## [To do]
Return a copy of every line in the records that includes the word "booth".

## [Input data]
"""

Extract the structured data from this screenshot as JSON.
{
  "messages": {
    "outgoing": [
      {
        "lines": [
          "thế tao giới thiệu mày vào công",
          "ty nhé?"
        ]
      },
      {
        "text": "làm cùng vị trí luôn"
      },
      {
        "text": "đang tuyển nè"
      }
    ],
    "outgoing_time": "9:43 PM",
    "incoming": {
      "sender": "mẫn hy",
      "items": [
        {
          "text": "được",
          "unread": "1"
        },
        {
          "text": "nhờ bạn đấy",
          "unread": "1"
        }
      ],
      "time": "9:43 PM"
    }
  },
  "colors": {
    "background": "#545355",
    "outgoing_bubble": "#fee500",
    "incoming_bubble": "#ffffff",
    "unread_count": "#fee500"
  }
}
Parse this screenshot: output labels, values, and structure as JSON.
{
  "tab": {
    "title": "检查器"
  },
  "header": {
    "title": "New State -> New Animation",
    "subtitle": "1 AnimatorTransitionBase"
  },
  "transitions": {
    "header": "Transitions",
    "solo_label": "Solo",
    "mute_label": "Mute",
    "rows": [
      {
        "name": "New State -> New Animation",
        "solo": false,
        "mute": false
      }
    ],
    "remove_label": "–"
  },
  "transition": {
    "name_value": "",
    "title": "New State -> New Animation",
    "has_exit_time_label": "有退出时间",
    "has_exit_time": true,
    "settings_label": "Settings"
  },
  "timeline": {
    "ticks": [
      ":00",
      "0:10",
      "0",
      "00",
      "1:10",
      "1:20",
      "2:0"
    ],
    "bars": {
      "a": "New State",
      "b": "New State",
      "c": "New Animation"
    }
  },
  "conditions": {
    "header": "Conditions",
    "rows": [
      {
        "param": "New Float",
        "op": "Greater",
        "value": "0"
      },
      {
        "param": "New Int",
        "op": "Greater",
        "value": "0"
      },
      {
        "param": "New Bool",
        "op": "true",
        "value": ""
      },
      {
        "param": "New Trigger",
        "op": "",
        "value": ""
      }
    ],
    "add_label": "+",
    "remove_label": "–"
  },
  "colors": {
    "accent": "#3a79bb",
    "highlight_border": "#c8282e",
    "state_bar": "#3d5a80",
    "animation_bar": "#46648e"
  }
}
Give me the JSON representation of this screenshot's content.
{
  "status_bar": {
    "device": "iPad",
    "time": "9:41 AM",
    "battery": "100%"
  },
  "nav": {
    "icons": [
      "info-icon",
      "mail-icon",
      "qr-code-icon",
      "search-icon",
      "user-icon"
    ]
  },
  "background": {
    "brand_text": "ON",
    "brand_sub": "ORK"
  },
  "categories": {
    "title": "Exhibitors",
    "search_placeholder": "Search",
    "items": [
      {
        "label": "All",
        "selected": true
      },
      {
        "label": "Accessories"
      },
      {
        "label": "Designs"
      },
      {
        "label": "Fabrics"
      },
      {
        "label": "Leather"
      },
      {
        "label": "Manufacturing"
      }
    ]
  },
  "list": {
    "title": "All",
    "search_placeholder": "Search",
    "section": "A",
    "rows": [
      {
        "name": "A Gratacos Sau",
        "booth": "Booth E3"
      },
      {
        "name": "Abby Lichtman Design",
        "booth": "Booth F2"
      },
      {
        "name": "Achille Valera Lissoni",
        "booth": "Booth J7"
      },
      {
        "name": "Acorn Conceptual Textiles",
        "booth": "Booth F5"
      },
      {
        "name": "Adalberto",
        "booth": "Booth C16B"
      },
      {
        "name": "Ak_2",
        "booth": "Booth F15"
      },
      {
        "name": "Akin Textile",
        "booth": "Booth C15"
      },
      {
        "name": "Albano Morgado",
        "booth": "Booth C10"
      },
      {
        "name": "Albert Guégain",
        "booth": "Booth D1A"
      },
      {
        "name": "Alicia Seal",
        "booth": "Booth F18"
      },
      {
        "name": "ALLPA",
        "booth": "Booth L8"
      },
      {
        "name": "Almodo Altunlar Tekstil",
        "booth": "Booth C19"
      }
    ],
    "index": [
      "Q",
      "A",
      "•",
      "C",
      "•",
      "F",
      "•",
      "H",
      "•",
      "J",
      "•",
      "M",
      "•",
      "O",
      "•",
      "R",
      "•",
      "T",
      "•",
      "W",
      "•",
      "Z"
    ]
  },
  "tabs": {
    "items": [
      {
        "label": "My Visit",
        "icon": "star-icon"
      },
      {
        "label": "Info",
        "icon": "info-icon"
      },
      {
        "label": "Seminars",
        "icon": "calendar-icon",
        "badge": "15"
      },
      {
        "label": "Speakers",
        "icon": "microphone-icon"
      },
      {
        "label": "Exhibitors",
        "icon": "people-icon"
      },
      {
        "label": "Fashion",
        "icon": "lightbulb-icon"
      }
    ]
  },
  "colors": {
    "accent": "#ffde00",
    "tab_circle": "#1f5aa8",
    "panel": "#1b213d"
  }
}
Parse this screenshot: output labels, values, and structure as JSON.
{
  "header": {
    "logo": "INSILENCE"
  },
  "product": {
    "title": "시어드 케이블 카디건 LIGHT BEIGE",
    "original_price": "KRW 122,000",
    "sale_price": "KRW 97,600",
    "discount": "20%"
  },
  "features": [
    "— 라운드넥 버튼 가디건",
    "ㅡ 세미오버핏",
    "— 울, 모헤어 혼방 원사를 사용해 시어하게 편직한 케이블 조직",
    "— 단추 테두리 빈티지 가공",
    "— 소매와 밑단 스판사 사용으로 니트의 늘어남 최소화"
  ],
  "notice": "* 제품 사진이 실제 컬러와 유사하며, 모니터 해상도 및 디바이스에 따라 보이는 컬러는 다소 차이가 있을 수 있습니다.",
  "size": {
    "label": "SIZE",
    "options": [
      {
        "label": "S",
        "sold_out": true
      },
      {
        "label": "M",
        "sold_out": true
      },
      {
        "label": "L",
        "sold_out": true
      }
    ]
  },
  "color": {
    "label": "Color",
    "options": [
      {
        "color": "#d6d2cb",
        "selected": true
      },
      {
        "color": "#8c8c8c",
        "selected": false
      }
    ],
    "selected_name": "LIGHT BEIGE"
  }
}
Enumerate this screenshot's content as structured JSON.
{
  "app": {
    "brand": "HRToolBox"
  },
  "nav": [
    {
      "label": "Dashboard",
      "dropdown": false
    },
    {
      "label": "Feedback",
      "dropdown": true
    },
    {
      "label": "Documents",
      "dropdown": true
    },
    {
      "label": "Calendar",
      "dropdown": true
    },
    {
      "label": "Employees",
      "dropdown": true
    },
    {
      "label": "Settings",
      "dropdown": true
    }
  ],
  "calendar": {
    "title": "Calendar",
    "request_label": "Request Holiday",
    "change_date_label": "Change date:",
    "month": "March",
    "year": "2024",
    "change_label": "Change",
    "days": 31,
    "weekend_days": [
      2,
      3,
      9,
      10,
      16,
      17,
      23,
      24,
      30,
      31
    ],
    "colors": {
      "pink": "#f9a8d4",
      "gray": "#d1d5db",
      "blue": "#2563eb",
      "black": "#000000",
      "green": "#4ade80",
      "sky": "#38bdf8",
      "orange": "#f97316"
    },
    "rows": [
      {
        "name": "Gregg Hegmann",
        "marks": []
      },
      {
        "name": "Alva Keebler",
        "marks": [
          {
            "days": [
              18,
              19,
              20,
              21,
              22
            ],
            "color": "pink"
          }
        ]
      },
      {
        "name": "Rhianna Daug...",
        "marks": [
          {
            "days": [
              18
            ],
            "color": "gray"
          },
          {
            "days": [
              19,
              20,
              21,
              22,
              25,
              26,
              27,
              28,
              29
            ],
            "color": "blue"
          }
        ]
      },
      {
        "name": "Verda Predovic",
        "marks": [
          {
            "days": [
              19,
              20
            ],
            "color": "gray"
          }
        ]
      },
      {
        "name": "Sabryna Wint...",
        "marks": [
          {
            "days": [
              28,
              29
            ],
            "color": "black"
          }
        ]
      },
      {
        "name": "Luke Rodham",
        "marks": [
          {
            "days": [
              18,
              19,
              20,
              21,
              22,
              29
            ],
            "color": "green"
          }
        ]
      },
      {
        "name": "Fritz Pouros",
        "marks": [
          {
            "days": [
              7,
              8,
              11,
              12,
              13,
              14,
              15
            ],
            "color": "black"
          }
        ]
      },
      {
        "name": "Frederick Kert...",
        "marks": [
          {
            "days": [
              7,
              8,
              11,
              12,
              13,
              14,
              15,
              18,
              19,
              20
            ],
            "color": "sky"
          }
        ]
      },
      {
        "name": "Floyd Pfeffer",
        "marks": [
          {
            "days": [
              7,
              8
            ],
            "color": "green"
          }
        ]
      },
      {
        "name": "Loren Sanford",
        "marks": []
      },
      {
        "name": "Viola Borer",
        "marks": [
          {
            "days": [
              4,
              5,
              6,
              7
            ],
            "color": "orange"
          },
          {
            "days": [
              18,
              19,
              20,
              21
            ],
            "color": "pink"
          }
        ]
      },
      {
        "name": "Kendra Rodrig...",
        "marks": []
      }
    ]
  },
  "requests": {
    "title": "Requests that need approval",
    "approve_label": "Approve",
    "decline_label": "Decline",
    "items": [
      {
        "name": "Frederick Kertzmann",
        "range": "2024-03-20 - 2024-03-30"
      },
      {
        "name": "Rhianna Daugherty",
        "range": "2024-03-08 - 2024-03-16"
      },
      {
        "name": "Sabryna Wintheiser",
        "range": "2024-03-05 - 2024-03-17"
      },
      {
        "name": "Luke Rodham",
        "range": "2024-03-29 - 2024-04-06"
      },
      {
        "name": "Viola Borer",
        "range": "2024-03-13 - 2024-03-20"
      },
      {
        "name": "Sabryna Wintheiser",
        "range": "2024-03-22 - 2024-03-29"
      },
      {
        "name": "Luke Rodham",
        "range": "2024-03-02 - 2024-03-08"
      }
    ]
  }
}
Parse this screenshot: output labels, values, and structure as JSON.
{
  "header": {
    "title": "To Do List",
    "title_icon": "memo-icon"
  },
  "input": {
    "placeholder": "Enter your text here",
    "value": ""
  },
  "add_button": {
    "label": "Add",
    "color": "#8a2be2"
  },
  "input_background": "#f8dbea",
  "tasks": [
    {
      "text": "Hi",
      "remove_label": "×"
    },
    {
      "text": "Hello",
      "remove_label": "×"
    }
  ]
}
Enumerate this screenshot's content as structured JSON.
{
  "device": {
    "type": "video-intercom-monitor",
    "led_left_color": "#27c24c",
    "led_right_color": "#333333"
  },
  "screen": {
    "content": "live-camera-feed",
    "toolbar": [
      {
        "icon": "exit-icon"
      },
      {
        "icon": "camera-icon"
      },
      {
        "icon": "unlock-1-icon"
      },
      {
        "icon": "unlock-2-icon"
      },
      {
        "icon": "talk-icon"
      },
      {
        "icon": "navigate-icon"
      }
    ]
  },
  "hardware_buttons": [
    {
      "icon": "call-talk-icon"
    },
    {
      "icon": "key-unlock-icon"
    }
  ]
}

"""

## [Written solution]
        "booth": "Booth E3"
        "booth": "Booth F2"
        "booth": "Booth J7"
        "booth": "Booth F5"
        "booth": "Booth C16B"
        "booth": "Booth F15"
        "booth": "Booth C15"
        "booth": "Booth C10"
        "booth": "Booth D1A"
        "booth": "Booth F18"
        "booth": "Booth L8"
        "booth": "Booth C19"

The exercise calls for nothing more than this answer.